::: EXTRACTED ENTRIES
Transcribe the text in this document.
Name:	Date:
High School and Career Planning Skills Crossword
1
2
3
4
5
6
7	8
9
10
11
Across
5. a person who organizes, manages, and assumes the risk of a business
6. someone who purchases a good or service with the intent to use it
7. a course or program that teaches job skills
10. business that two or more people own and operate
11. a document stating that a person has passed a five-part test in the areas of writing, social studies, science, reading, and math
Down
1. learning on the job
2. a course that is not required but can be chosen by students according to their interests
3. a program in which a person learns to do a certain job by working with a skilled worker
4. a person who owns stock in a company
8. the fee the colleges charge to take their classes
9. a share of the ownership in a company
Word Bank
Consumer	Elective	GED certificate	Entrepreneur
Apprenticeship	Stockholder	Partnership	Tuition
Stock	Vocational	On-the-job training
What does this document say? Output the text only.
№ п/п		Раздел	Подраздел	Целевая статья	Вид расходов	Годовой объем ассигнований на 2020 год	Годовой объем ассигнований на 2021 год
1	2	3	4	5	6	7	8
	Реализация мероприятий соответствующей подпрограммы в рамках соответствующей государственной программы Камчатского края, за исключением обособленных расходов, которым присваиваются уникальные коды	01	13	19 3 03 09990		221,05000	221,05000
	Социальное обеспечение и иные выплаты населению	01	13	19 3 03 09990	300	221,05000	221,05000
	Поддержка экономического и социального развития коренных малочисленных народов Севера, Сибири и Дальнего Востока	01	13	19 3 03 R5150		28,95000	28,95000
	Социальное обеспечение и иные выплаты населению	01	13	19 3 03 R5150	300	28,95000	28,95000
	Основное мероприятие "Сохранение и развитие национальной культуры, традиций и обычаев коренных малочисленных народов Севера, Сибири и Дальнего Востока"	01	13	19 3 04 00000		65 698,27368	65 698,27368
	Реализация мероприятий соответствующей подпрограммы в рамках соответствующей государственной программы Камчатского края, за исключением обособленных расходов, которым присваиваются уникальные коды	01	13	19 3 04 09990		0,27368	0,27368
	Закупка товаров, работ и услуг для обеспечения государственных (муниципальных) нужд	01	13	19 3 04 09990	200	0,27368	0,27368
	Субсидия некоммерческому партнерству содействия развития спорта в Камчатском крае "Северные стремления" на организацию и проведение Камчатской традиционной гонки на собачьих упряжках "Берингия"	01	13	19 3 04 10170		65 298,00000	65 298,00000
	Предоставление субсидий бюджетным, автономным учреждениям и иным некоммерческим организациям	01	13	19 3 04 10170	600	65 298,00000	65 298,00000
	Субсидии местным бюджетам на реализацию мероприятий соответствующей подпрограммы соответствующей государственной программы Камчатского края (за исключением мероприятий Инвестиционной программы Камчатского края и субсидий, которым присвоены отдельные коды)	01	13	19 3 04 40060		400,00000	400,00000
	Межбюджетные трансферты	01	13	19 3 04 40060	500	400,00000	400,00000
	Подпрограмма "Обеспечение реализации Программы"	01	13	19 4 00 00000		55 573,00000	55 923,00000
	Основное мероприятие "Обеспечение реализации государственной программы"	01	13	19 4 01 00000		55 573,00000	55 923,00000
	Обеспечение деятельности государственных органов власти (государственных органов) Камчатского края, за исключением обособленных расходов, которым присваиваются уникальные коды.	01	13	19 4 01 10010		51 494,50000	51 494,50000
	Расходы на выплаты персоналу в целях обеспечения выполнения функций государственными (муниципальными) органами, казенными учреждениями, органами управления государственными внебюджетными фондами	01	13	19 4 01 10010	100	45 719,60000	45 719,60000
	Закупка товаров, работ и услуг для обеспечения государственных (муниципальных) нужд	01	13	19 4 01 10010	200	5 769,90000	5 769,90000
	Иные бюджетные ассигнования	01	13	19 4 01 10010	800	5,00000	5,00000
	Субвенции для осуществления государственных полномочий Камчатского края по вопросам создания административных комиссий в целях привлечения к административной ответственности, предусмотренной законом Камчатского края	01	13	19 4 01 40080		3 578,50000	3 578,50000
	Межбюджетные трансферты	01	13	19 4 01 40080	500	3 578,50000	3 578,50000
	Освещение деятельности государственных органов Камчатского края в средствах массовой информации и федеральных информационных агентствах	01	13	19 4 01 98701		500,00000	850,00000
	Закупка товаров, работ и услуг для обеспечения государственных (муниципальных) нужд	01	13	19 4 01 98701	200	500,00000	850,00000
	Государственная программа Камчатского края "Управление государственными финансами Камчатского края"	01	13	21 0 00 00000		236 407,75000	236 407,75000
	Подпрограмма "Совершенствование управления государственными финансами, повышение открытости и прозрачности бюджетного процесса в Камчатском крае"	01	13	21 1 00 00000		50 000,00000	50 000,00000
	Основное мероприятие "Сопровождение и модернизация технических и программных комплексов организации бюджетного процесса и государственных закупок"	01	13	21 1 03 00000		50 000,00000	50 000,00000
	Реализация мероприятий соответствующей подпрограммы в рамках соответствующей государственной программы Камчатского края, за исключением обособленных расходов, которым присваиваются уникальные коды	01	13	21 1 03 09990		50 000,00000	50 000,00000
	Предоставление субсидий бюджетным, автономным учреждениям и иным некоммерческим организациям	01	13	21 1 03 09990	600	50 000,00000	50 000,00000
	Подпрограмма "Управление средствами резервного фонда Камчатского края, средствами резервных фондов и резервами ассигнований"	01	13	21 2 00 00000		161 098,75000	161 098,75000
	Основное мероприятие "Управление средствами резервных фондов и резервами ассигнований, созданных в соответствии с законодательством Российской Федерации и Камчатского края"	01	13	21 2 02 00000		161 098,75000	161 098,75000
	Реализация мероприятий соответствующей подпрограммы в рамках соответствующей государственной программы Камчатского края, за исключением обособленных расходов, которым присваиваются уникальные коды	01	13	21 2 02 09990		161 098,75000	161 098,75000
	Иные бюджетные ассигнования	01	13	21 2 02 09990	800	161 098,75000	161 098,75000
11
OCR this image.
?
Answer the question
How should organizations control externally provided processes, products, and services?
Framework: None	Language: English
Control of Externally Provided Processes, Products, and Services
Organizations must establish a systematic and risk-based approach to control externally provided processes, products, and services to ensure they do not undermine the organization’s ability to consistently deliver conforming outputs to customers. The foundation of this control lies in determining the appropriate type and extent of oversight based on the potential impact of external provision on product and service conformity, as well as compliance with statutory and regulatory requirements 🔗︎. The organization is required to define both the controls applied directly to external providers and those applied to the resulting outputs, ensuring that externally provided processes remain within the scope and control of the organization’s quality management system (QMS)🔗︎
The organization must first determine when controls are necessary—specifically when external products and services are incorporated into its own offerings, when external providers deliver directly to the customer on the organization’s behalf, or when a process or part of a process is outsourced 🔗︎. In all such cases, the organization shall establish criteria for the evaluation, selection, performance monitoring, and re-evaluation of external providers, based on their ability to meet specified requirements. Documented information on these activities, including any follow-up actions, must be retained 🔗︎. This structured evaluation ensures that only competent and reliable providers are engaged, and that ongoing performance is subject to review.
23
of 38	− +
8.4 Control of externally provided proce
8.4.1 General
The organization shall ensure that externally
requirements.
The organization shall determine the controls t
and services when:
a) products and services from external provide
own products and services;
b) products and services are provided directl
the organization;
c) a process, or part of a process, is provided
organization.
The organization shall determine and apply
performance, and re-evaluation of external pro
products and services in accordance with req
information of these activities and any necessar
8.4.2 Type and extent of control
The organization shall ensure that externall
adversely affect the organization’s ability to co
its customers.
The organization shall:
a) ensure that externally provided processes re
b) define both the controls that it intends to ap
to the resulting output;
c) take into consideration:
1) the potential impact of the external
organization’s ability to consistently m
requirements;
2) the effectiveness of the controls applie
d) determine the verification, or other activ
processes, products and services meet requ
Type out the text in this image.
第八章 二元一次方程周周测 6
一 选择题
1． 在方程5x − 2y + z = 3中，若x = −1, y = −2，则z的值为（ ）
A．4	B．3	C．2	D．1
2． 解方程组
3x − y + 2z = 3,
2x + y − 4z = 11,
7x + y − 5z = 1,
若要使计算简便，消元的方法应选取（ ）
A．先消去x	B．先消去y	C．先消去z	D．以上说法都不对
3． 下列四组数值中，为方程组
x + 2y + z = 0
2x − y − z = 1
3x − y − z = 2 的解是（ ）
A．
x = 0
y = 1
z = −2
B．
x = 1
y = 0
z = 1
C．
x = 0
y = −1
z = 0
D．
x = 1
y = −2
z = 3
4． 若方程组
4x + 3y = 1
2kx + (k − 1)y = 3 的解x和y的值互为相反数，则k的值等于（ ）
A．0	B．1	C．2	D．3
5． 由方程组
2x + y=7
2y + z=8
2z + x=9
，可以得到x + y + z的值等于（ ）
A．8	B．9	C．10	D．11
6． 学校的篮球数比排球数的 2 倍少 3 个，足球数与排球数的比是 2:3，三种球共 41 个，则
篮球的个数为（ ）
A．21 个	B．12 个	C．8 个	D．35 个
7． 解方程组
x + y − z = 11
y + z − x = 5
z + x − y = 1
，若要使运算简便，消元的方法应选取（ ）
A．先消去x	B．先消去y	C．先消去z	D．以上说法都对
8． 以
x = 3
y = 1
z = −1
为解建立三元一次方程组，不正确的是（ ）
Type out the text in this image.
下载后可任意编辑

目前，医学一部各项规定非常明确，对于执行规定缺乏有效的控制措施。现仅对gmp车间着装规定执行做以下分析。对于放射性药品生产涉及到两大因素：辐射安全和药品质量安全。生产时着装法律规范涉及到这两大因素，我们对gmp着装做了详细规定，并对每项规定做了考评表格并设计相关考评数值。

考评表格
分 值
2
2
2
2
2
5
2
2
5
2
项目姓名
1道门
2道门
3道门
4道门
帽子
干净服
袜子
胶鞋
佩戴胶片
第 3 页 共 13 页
::::::
Using the records above, gather all lines where the string "shall" is present.

• RESULT OF THIS EXERCISE:
The organization must first determine when controls are necessary—specifically when external products and services are incorporated into its own offerings, when external providers deliver directly to the customer on the organization’s behalf, or when a process or part of a process is outsourced 🔗︎. In all such cases, the organization shall establish criteria for the evaluation, selection, performance monitoring, and re-evaluation of external providers, based on their ability to meet specified requirements. Documented information on these activities, including any follow-up actions, must be retained 🔗︎. This structured evaluation ensures that only competent and reliable providers are engaged, and that ongoing performance is subject to review.
The organization shall ensure that externally
The organization shall determine the controls t
The organization shall determine and apply
The organization shall ensure that externall
The organization shall:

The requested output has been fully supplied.